#### Stated goal
Reproduce all of the data that follows, character for character.

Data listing
[start]

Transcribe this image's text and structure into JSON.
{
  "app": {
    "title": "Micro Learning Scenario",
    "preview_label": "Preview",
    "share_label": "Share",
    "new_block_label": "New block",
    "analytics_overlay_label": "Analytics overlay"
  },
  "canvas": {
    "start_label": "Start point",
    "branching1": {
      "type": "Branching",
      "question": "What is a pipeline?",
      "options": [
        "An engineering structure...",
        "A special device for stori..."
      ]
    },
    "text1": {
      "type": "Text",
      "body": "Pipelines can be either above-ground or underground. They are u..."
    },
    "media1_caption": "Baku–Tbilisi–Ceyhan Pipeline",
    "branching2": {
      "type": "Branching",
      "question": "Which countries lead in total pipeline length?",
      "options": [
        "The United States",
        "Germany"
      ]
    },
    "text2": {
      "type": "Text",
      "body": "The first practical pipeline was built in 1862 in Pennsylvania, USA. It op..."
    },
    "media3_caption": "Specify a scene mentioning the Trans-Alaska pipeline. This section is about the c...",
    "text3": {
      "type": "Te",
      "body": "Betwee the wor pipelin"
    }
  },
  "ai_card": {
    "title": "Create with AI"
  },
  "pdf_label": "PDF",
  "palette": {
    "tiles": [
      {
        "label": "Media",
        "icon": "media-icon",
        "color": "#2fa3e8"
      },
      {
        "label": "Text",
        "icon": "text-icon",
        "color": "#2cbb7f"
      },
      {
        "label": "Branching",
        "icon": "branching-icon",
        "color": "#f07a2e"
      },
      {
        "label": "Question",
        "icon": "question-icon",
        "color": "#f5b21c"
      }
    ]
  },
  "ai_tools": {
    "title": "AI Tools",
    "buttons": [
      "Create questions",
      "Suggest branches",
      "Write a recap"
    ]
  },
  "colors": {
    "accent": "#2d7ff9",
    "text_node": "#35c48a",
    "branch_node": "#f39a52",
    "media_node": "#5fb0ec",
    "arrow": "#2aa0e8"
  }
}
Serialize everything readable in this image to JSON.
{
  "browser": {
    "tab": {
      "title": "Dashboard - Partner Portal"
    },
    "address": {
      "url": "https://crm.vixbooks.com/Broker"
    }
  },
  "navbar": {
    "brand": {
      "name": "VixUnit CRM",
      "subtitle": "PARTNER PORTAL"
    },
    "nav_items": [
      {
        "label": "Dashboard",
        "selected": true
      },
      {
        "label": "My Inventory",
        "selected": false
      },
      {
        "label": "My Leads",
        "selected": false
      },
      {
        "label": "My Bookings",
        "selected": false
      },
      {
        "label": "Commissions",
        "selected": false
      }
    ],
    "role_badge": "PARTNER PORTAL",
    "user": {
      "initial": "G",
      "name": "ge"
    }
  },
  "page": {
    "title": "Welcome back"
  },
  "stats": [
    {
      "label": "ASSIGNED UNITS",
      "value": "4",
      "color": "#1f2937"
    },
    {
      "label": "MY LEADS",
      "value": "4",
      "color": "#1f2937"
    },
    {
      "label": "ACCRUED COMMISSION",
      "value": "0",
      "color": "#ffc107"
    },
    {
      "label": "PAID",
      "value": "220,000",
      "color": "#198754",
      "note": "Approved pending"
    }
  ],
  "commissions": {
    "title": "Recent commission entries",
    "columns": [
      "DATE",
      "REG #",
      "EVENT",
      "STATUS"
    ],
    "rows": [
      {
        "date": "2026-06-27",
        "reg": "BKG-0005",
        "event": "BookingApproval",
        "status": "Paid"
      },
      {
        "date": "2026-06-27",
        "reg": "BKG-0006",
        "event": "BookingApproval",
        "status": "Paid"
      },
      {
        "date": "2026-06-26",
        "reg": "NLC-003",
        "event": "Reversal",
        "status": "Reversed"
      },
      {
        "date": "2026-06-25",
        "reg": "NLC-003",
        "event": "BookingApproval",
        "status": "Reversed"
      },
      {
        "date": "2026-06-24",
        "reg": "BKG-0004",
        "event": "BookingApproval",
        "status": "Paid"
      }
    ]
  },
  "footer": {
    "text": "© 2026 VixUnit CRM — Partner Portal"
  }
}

[end]

#### Task solution
Transcribe this image's text and structure into JSON.
{
  "app": {
    "title": "Micro Learning Scenario",
    "preview_label": "Preview",
    "share_label": "Share",
    "new_block_label": "New block",
    "analytics_overlay_label": "Analytics overlay"
  },
  "canvas": {
    "start_label": "Start point",
    "branching1": {
      "type": "Branching",
      "question": "What is a pipeline?",
      "options": [
        "An engineering structure...",
        "A special device for stori..."
      ]
    },
    "text1": {
      "type": "Text",
      "body": "Pipelines can be either above-ground or underground. They are u..."
    },
    "media1_caption": "Baku–Tbilisi–Ceyhan Pipeline",
    "branching2": {
      "type": "Branching",
      "question": "Which countries lead in total pipeline length?",
      "options": [
        "The United States",
        "Germany"
      ]
    },
    "text2": {
      "type": "Text",
      "body": "The first practical pipeline was built in 1862 in Pennsylvania, USA. It op..."
    },
    "media3_caption": "Specify a scene mentioning the Trans-Alaska pipeline. This section is about the c...",
    "text3": {
      "type": "Te",
      "body": "Betwee the wor pipelin"
    }
  },
  "ai_card": {
    "title": "Create with AI"
  },
  "pdf_label": "PDF",
  "palette": {
    "tiles": [
      {
        "label": "Media",
        "icon": "media-icon",
        "color": "#2fa3e8"
      },
      {
        "label": "Text",
        "icon": "text-icon",
        "color": "#2cbb7f"
      },
      {
        "label": "Branching",
        "icon": "branching-icon",
        "color": "#f07a2e"
      },
      {
        "label": "Question",
        "icon": "question-icon",
        "color": "#f5b21c"
      }
    ]
  },
  "ai_tools": {
    "title": "AI Tools",
    "buttons": [
      "Create questions",
      "Suggest branches",
      "Write a recap"
    ]
  },
  "colors": {
    "accent": "#2d7ff9",
    "text_node": "#35c48a",
    "branch_node": "#f39a52",
    "media_node": "#5fb0ec",
    "arrow": "#2aa0e8"
  }
}
Serialize everything readable in this image to JSON.
{
  "browser": {
    "tab": {
      "title": "Dashboard - Partner Portal"
    },
    "address": {
      "url": "https://crm.vixbooks.com/Broker"
    }
  },
  "navbar": {
    "brand": {
      "name": "VixUnit CRM",
      "subtitle": "PARTNER PORTAL"
    },
    "nav_items": [
      {
        "label": "Dashboard",
        "selected": true
      },
      {
        "label": "My Inventory",
        "selected": false
      },
      {
        "label": "My Leads",
        "selected": false
      },
      {
        "label": "My Bookings",
        "selected": false
      },
      {
        "label": "Commissions",
        "selected": false
      }
    ],
    "role_badge": "PARTNER PORTAL",
    "user": {
      "initial": "G",
      "name": "ge"
    }
  },
  "page": {
    "title": "Welcome back"
  },
  "stats": [
    {
      "label": "ASSIGNED UNITS",
      "value": "4",
      "color": "#1f2937"
    },
    {
      "label": "MY LEADS",
      "value": "4",
      "color": "#1f2937"
    },
    {
      "label": "ACCRUED COMMISSION",
      "value": "0",
      "color": "#ffc107"
    },
    {
      "label": "PAID",
      "value": "220,000",
      "color": "#198754",
      "note": "Approved pending"
    }
  ],
  "commissions": {
    "title": "Recent commission entries",
    "columns": [
      "DATE",
      "REG #",
      "EVENT",
      "STATUS"
    ],
    "rows": [
      {
        "date": "2026-06-27",
        "reg": "BKG-0005",
        "event": "BookingApproval",
        "status": "Paid"
      },
      {
        "date": "2026-06-27",
        "reg": "BKG-0006",
        "event": "BookingApproval",
        "status": "Paid"
      },
      {
        "date": "2026-06-26",
        "reg": "NLC-003",
        "event": "Reversal",
        "status": "Reversed"
      },
      {
        "date": "2026-06-25",
        "reg": "NLC-003",
        "event": "BookingApproval",
        "status": "Reversed"
      },
      {
        "date": "2026-06-24",
        "reg": "BKG-0004",
        "event": "BookingApproval",
        "status": "Paid"
      }
    ]
  },
  "footer": {
    "text": "© 2026 VixUnit CRM — Partner Portal"
  }
}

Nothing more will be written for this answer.